H. Thomas Hicks, Chief Financial Officer and Vice President
 
     
Voluntary Termination For Good Reason
   
Involuntary Termination Not For Cause or Termination Upon Disability
   
Termination Upon Change in Control
 
 
Executive Benefits and Payments Upon Termination (1,2)
                 
 
Cash Severance
  $ 620,000 (3)   $ 620,000 (3)   $ 2,480,000 (4)
                           
 
Equity Awards that Vest in Full Upon Triggering Event (5)
              $ 1,798,144  
                           
 
Healthcare (6)
  $ 12,171     $ 12,171     $ 12,171  
                           
 
Tax Gross-Up
              $ 0 (7)
 
Total:
  $ 632,171     $ 632,171     $ 4,290,315  

(1)
For purposes of this analysis, as required under SEC rules, we assumed that the triggering events took place on the last business day of our fiscal year, As of December 30, 2011, Mr. Hicks’s base salary was equal to $620,000, and his target bonus was equal to 100% of his base salary.  We are obligated to make payments to Mr. Hicks in connection with the termination of his employment pursuant to the Employment Agreement, dated May 31, 2005, and amended as of August 1, 2008, between Mr. Hicks and us (the “Hicks Employment Agreement”).  We and Mr. Hicks have agreed that any such obligation is conditioned on Mr. Hicks providing an effective release of claims.  Mr. Hicks has also agreed that, during the term of the Hicks Employment Agreement and thereafter, he will not disclose any confidential information of URS, subject to exceptions set forth in the Hicks Employment Agreement.
 
(2)
For purposes of the Hicks Employment Agreement, (a) “cause” means a willful failure or omission to substantially perform his duties, other than as a result of his death or disability, a willful act that constitutes gross misconduct or fraud, Mr. Hicks’s conviction of, or plea of “guilty” or “no contest” to a felony or any misdemeanor involving dishonesty, Mr. Hicks’s disobedience of lawful orders or directions of certain senior officers or the Board or a Committee thereof, or the breach of any agreement with us; (b) “disability” means non-performance of his duties for at least 180 consecutive days as a result of any physical or mental injury or illness; (c) “good  reason” means a reduction in his base compensation or annual target bonus, a substantial reduction in his responsibilities and authority, or his principal office is changed without his consent by greater than 25 miles; and (d) “change in control” means any person becomes the beneficial owner of greater than 50% of the voting power of our outstanding securities.
 
(3)
The Hicks Employment Agreement provides for a lump sum severance payment equal to 100% of Mr. Hicks’s base salary if we terminate his employment for any reason other than “cause” (as defined in footnote 2) or “disability” (as defined in footnote 2), or if Mr. Hicks resigns for “good reason” (as defined in footnote 2).
 
(4)
If, within one year after a “change in control” (as defined in footnote 2) of URS, we terminate Mr. Hicks’s employment for any reason other than cause or disability, or if Mr. Hicks resigns for good reason (as defined in footnote 2), we would make a lump sum payment to Mr. Hicks in an amount equal to 200% of the sum of (a) his base salary plus (b) his base salary multiplied by his annual target bonus percentage.
 
(5)

▸ REQUIREMENTS: From the executive termination table, translate this sentence into Spanish: "We and Mr. Hicks have agreed that any such obligation is conditioned on Mr. Hicks providing an effective release of claims."

▸ DATA LINES:
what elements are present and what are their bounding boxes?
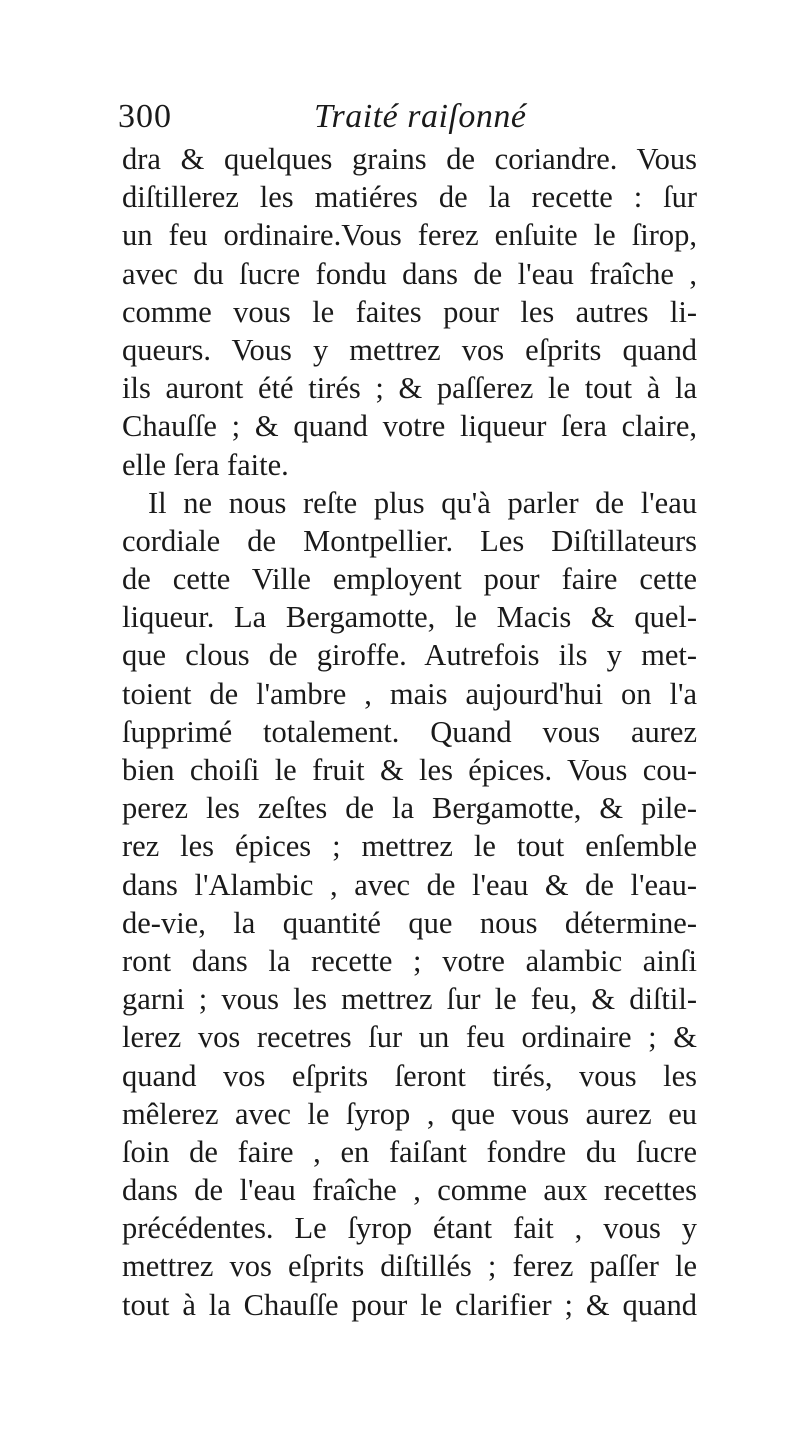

▸ SOLVED PROBLEM: Nosotros y el Sr. Hicks hemos acordado que cualquier obligación de ese tipo está condicionada a que el Sr. Hicks otorgue una renuncia efectiva a reclamaciones.